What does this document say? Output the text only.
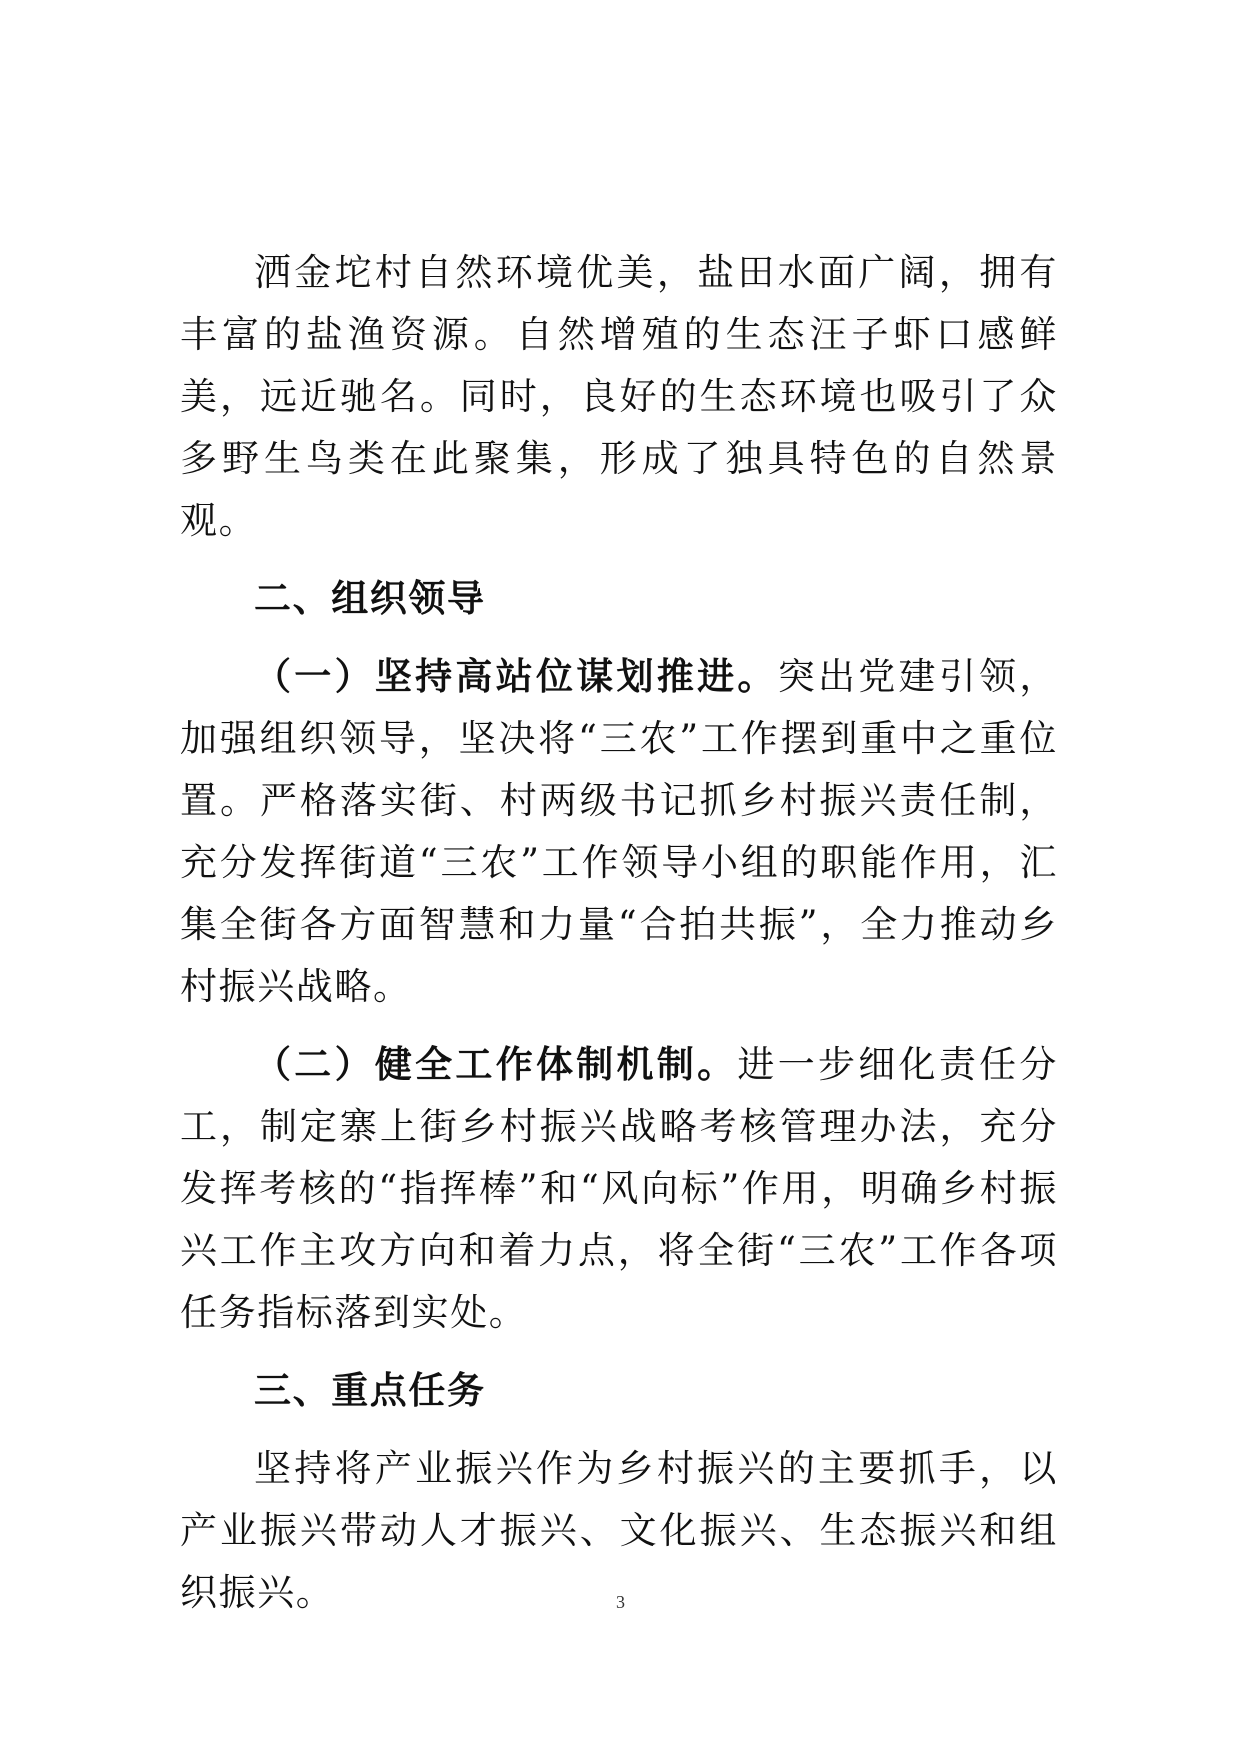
洒金坨村自然环境优美，盐田水面广阔，拥有丰富的盐渔资源。自然增殖的生态汪子虾口感鲜美，远近驰名。同时，良好的生态环境也吸引了众多野生鸟类在此聚集，形成了独具特色的自然景观。

二、组织领导

（一）坚持高站位谋划推进。突出党建引领，加强组织领导，坚决将“三农”工作摆到重中之重位置。严格落实街、村两级书记抓乡村振兴责任制，充分发挥街道“三农”工作领导小组的职能作用，汇集全街各方面智慧和力量“合拍共振”，全力推动乡村振兴战略。

（二）健全工作体制机制。进一步细化责任分工，制定寨上街乡村振兴战略考核管理办法，充分发挥考核的“指挥棒”和“风向标”作用，明确乡村振兴工作主攻方向和着力点，将全街“三农”工作各项任务指标落到实处。

三、重点任务

坚持将产业振兴作为乡村振兴的主要抓手，以产业振兴带动人才振兴、文化振兴、生态振兴和组织振兴。	3
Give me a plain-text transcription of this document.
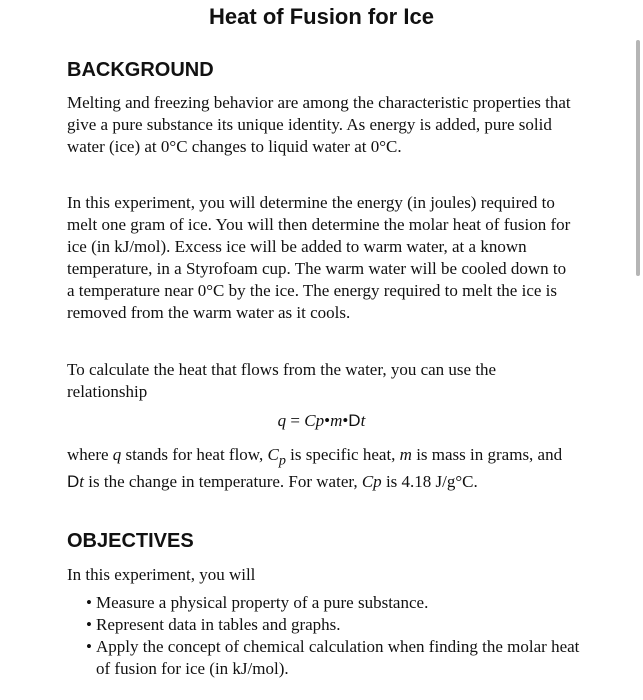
Heat of Fusion for Ice
BACKGROUND

Melting and freezing behavior are among the characteristic properties that give a pure substance its unique identity. As energy is added, pure solid water (ice) at 0°C changes to liquid water at 0°C.

In this experiment, you will determine the energy (in joules) required to melt one gram of ice. You will then determine the molar heat of fusion for ice (in kJ/mol). Excess ice will be added to warm water, at a known temperature, in a Styrofoam cup. The warm water will be cooled down to a temperature near 0°C by the ice. The energy required to melt the ice is removed from the warm water as it cools.

To calculate the heat that flows from the water, you can use the relationship

q = Cp•m•Dt

where q stands for heat flow, $C_p$ is specific heat, m is mass in grams, and Dt is the change in temperature. For water, Cp is 4.18 J/g°C.

OBJECTIVES

In this experiment, you will

• Measure a physical property of a pure substance.
• Represent data in tables and graphs.
• Apply the concept of chemical calculation when finding the molar heat of fusion for ice (in kJ/mol).
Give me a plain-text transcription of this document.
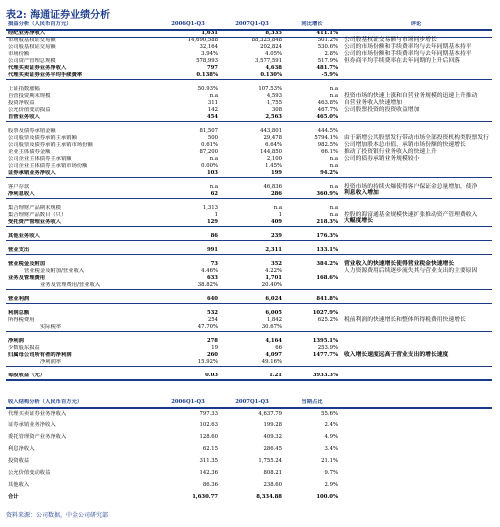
表2: 海通证券业绩分析
损益分析（人民币百万元）	2006Q1-Q3	2007Q1-Q3	同比增长	评论
经纪业务净收入	1,631	8,335	411.1%	
市场股基权证交易额	14,690,588	88,325,848	501.2%	公司股基权证交易额与市场同步增长
公司股基权证交易额	32,164	202,824	530.6%	公司的市场份额和手续费率均与去年同期基本持平
市场份额	3.94%	4.05%	2.8%	公司的市场份额和手续费率均与去年同期基本持平
公司资产管理总规模	578,993	3,577,591	517.9%	但券商平均手续费率在去年同期的上升后回落
代理买卖证券业务净收入	797	4,638	481.7%	
代理买卖证券业务平均手续费率	0.138%	0.130%	-5.9%	

上证指数涨幅	50.93%	107.53%	n.a	
自营投资期末规模	n.a	4,593	n.a	投资市场的快速上涨和自营业务规模的迅速上升推动
投资净收益	311	1,755	463.8%	自营业务收入快速增加
公允价值变动损益	142	308	467.7%	公司股票投资的投资收益增加
自营业务收入	454	2,563	465.0%	

股票及债券承销金额	81,507	443,801	444.5%	
公司股票及债券承销主承销额	500	29,478	5794.1%	由于新增公共股票发行带动市场全部投资机构类股票发行
公司股票及债券承销主承销市场份额	0.61%	6.64%	982.5%	公司增加股本总市值，承销市场份额的快速增长
企业主体债券金额	87,200	144,850	66.1%	推动了投资银行业务收入的快速上升
公司企业主体债券主承销额	n.a	2,100	n.a	公司的债券承销业务规模较小
公司企业主体债券主承销市场份额	0.00%	1.45%	n.a	
证券承销业务净收入	103	199	94.2%	

客户存款	n.a	46,836	n.a	投资市场的持续火爆使得客户保证金总量增加，使净
净利息收入	62	286	360.9%	利息收入增加

集合理财产品期末规模	1,313	n.a	n.a	
集合理财产品数目（只）	1	1	n.a	控股的海富通基金规模快速扩张推动资产管理费收入
受托资产管理业务收入	129	409	218.3%	大幅度增长

其他业务收入	86	239	176.3%	

营业支出	991	2,311	133.1%	

营业税金及附加	73	352	384.2%	营业收入的快速增长使得营业税金快速增长
营业税金及附加/营业收入	4.46%	4.22%		人力资源费用后续逐步流失其与营业支出的主要原因
业务及管理费用	633	1,701	168.6%	
业务及管理费用/营业收入	38.82%	20.40%		

营业利润	640	6,024	841.8%	

利润总额	532	6,005	1027.9%	
所得税费用	254	1,842	625.2%	税前利润的快速增长和整体所得税费用快速增长
实际税率	47.70%	30.67%		

净利润	278	4,164	1395.1%	
少数股东损益	19	66	253.9%	
归属母公司所有者的净利润	260	4,097	1477.7%	收入增长速度远高于营业支出的增长速度
净利润率	15.92%	49.16%		

每股收益（元）	0.03	1.21	3933.3%	
收入结构分析（人民币百万元）	2006Q1-Q3	2007Q1-Q3	当期占比	
代理买卖证券业务净收入	797.33	4,637.79	55.6%	
证券承销业务净收入	102.63	199.28	2.4%	
委托管理资产业务净收入	128.60	409.32	4.9%	
利息净收入	62.15	286.45	3.4%	
投资收益	311.35	1,755.24	21.1%	
公允价值变动收益	142.36	808.21	9.7%	
其他收入	86.36	238.60	2.9%	
合计	1,630.77	8,334.88	100.0%	
资料来源：公司数据，中金公司研究部
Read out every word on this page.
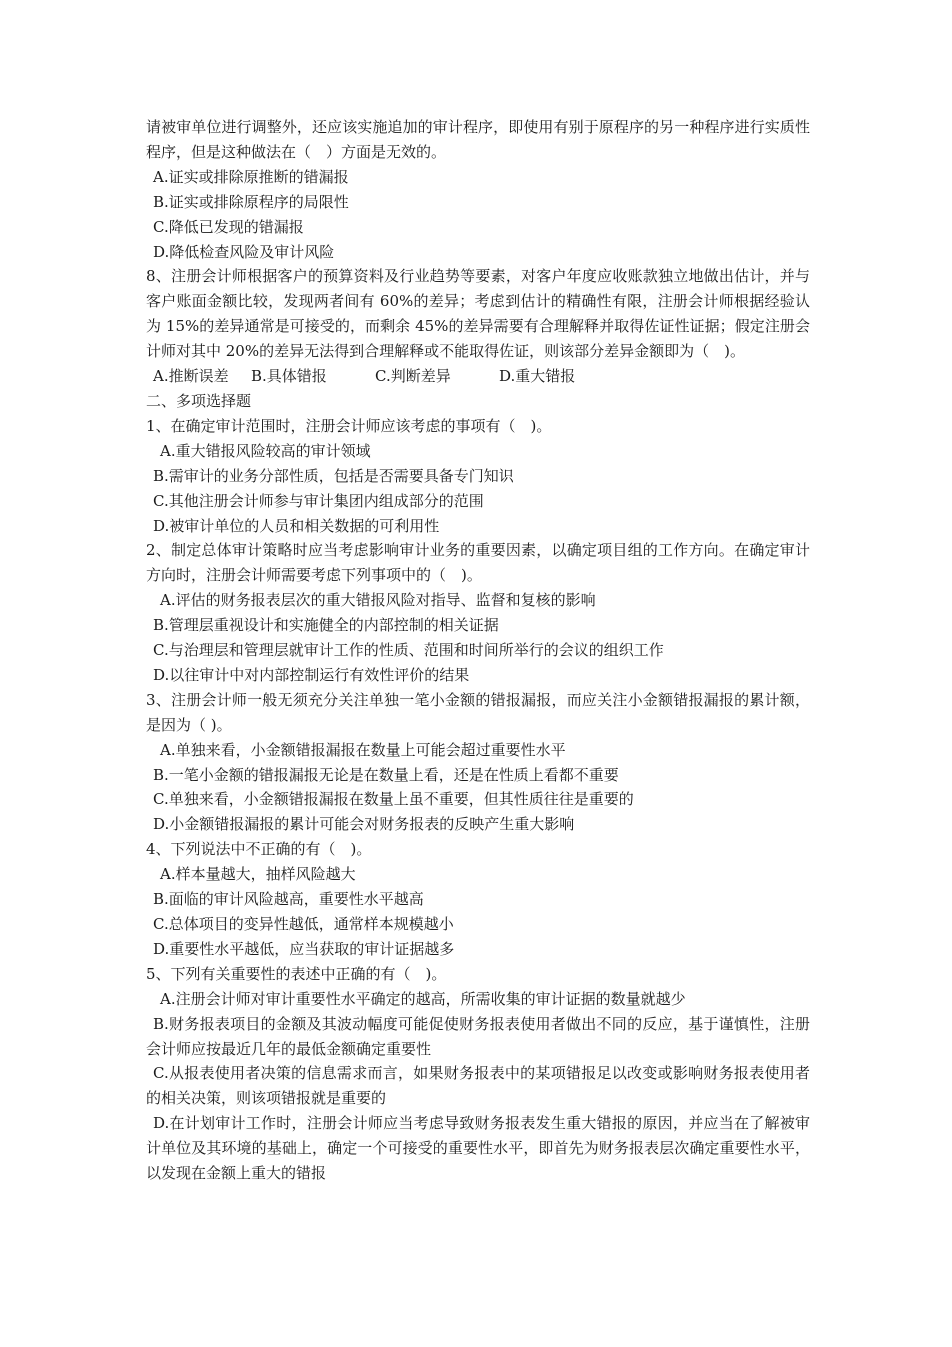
请被审单位进行调整外，还应该实施追加的审计程序，即使用有别于原程序的另一种程序进行实质性程序，但是这种做法在（　）方面是无效的。

A.证实或排除原推断的错漏报

B.证实或排除原程序的局限性

C.降低已发现的错漏报

D.降低检查风险及审计风险

8、注册会计师根据客户的预算资料及行业趋势等要素，对客户年度应收账款独立地做出估计，并与客户账面金额比较，发现两者间有 60%的差异；考虑到估计的精确性有限，注册会计师根据经验认为 15%的差异通常是可接受的，而剩余 45%的差异需要有合理解释并取得佐证性证据；假定注册会计师对其中 20%的差异无法得到合理解释或不能取得佐证，则该部分差异金额即为（　)。

A.推断误差 B.具体错报	C.判断差异	D.重大错报

二、多项选择题

1、在确定审计范围时，注册会计师应该考虑的事项有（　)。

A.重大错报风险较高的审计领域

B.需审计的业务分部性质，包括是否需要具备专门知识

C.其他注册会计师参与审计集团内组成部分的范围

D.被审计单位的人员和相关数据的可利用性

2、制定总体审计策略时应当考虑影响审计业务的重要因素，以确定项目组的工作方向。在确定审计方向时，注册会计师需要考虑下列事项中的（　)。

A.评估的财务报表层次的重大错报风险对指导、监督和复核的影响

B.管理层重视设计和实施健全的内部控制的相关证据

C.与治理层和管理层就审计工作的性质、范围和时间所举行的会议的组织工作

D.以往审计中对内部控制运行有效性评价的结果

3、注册会计师一般无须充分关注单独一笔小金额的错报漏报，而应关注小金额错报漏报的累计额，是因为（ )。

A.单独来看，小金额错报漏报在数量上可能会超过重要性水平

B.一笔小金额的错报漏报无论是在数量上看，还是在性质上看都不重要

C.单独来看，小金额错报漏报在数量上虽不重要，但其性质往往是重要的

D.小金额错报漏报的累计可能会对财务报表的反映产生重大影响

4、下列说法中不正确的有（　)。

A.样本量越大，抽样风险越大

B.面临的审计风险越高，重要性水平越高

C.总体项目的变异性越低，通常样本规模越小

D.重要性水平越低，应当获取的审计证据越多

5、下列有关重要性的表述中正确的有（　)。

A.注册会计师对审计重要性水平确定的越高，所需收集的审计证据的数量就越少

B.财务报表项目的金额及其波动幅度可能促使财务报表使用者做出不同的反应，基于谨慎性，注册会计师应按最近几年的最低金额确定重要性

C.从报表使用者决策的信息需求而言，如果财务报表中的某项错报足以改变或影响财务报表使用者的相关决策，则该项错报就是重要的

D.在计划审计工作时，注册会计师应当考虑导致财务报表发生重大错报的原因，并应当在了解被审计单位及其环境的基础上，确定一个可接受的重要性水平，即首先为财务报表层次确定重要性水平，以发现在金额上重大的错报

——

Task
Pick out and copy every line that contains the word "人民币百万元".

Exercise solution
损益分析（人民币百万元）	2006Q1-Q3	2007Q1-Q3	同比增长	评论
收入结构分析（人民币百万元）	2006Q1-Q3	2007Q1-Q3	当期占比	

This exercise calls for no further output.